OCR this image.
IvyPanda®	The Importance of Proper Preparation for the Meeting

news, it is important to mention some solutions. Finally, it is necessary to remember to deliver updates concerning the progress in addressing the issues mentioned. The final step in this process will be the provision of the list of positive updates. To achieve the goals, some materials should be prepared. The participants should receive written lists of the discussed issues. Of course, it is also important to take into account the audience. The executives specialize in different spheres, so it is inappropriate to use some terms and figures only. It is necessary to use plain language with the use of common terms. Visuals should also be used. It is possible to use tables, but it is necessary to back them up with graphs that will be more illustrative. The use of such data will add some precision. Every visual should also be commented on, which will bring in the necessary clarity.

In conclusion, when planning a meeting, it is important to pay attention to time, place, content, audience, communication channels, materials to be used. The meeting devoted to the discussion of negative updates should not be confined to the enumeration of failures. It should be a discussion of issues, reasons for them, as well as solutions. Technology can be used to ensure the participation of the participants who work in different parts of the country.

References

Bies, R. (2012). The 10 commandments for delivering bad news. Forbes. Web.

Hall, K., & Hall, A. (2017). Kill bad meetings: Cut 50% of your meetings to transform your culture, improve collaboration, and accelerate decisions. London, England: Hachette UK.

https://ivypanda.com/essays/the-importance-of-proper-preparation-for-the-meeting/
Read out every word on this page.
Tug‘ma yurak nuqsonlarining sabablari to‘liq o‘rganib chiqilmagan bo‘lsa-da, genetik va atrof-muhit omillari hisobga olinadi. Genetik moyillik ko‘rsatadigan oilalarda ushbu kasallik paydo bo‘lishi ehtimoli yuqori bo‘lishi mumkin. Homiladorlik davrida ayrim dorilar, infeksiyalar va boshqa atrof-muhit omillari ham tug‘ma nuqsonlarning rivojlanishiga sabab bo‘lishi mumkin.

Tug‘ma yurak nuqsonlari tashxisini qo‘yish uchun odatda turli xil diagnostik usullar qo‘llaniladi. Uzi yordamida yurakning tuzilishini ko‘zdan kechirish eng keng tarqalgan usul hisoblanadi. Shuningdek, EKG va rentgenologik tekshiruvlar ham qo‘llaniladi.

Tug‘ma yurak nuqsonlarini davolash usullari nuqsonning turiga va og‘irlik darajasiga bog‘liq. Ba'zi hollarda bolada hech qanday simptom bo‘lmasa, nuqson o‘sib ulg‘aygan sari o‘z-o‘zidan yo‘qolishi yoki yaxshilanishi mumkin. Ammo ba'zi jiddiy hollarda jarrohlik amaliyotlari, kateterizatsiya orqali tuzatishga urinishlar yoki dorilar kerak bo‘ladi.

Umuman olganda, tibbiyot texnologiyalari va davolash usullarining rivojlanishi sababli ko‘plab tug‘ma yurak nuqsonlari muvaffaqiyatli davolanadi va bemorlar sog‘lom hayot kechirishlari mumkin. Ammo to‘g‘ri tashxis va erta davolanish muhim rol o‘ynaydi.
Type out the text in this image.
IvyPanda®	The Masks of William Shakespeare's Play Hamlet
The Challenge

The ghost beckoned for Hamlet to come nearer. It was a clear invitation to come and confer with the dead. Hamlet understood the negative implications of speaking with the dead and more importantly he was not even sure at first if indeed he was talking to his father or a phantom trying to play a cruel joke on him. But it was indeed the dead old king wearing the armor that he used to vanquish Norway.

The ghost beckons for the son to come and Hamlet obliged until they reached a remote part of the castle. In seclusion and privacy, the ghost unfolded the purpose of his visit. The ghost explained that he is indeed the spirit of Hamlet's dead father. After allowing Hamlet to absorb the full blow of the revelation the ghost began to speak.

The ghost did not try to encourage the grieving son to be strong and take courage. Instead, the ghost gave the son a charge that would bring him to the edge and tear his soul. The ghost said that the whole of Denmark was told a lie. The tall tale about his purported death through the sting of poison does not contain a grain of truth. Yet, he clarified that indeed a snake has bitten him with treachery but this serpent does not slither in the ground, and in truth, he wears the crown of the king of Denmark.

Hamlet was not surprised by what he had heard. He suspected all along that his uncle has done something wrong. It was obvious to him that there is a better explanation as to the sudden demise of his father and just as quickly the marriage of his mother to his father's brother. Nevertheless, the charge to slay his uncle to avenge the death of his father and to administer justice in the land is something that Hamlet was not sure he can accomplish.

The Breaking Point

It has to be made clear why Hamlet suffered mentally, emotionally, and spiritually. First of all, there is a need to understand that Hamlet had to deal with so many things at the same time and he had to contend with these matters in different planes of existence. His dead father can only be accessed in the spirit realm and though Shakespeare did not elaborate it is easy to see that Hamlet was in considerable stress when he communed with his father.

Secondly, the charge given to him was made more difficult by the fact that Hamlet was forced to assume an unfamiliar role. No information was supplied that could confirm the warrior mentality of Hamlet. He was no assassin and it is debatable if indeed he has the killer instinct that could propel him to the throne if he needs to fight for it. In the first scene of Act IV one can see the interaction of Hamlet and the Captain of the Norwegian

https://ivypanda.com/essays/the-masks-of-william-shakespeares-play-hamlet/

EXERCISE OBJECTIVE —
Which lines above hold the word "time"? Copy each of them.

SOLUTION FOR THIS TASK —
In conclusion, when planning a meeting, it is important to pay attention to time, place, content, audience, communication channels, materials to be used. The meeting devoted to the discussion of negative updates should not be confined to the enumeration of failures. It should be a discussion of issues, reasons for them, as well as solutions. Technology can be used to ensure the participation of the participants who work in different parts of the country.
It has to be made clear why Hamlet suffered mentally, emotionally, and spiritually. First of all, there is a need to understand that Hamlet had to deal with so many things at the same time and he had to contend with these matters in different planes of existence. His dead father can only be accessed in the spirit realm and though Shakespeare did not elaborate it is easy to see that Hamlet was in considerable stress when he communed with his father.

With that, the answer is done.